REQUIREMENTS:
The entries below should be quoted exactly, with no pictures carried over.

RECORD EXCERPTS:
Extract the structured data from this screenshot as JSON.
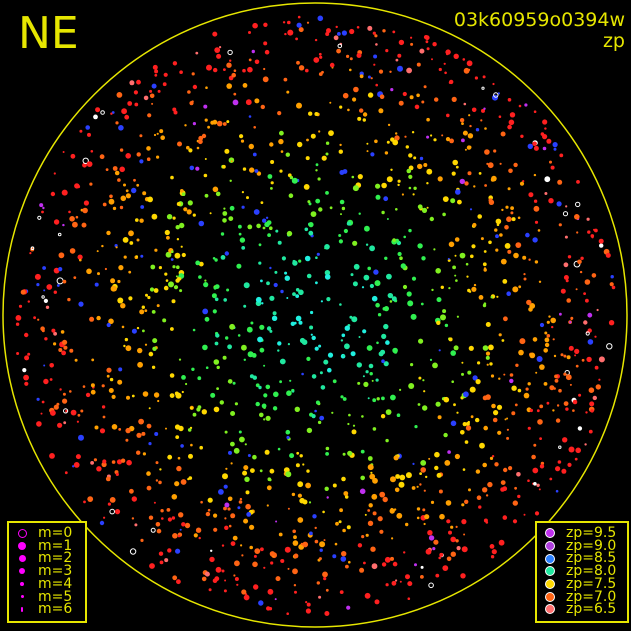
{
  "header": {
    "direction_label": "NE",
    "frame_id": "03k60959o0394w",
    "quantity": "zp"
  },
  "magnitude_legend": {
    "color": "#ff00ff",
    "items": [
      {
        "label": "m=0",
        "style": "ring"
      },
      {
        "label": "m=1",
        "style": "filled"
      },
      {
        "label": "m=2",
        "style": "filled"
      },
      {
        "label": "m=3",
        "style": "filled"
      },
      {
        "label": "m=4",
        "style": "filled"
      },
      {
        "label": "m=5",
        "style": "filled"
      },
      {
        "label": "m=6",
        "style": "filled"
      }
    ]
  },
  "zp_legend": {
    "items": [
      {
        "label": "zp=9.5",
        "color": "#c030f0"
      },
      {
        "label": "zp=9.0",
        "color": "#b040e0"
      },
      {
        "label": "zp=8.5",
        "color": "#2a80ff"
      },
      {
        "label": "zp=8.0",
        "color": "#20e8a0"
      },
      {
        "label": "zp=7.5",
        "color": "#ffd800"
      },
      {
        "label": "zp=7.0",
        "color": "#ff6414"
      },
      {
        "label": "zp=6.5",
        "color": "#ff6e6e"
      }
    ]
  },
  "colors": {
    "horizon": "#e6e600",
    "text": "#e6e600",
    "background": "#000000"
  }
}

RESPONSE TO THIS EXERCISE:
Extract the structured data from this screenshot as JSON.
{
  "header": {
    "direction_label": "NE",
    "frame_id": "03k60959o0394w",
    "quantity": "zp"
  },
  "magnitude_legend": {
    "color": "#ff00ff",
    "items": [
      {
        "label": "m=0",
        "style": "ring"
      },
      {
        "label": "m=1",
        "style": "filled"
      },
      {
        "label": "m=2",
        "style": "filled"
      },
      {
        "label": "m=3",
        "style": "filled"
      },
      {
        "label": "m=4",
        "style": "filled"
      },
      {
        "label": "m=5",
        "style": "filled"
      },
      {
        "label": "m=6",
        "style": "filled"
      }
    ]
  },
  "zp_legend": {
    "items": [
      {
        "label": "zp=9.5",
        "color": "#c030f0"
      },
      {
        "label": "zp=9.0",
        "color": "#b040e0"
      },
      {
        "label": "zp=8.5",
        "color": "#2a80ff"
      },
      {
        "label": "zp=8.0",
        "color": "#20e8a0"
      },
      {
        "label": "zp=7.5",
        "color": "#ffd800"
      },
      {
        "label": "zp=7.0",
        "color": "#ff6414"
      },
      {
        "label": "zp=6.5",
        "color": "#ff6e6e"
      }
    ]
  },
  "colors": {
    "horizon": "#e6e600",
    "text": "#e6e600",
    "background": "#000000"
  }
}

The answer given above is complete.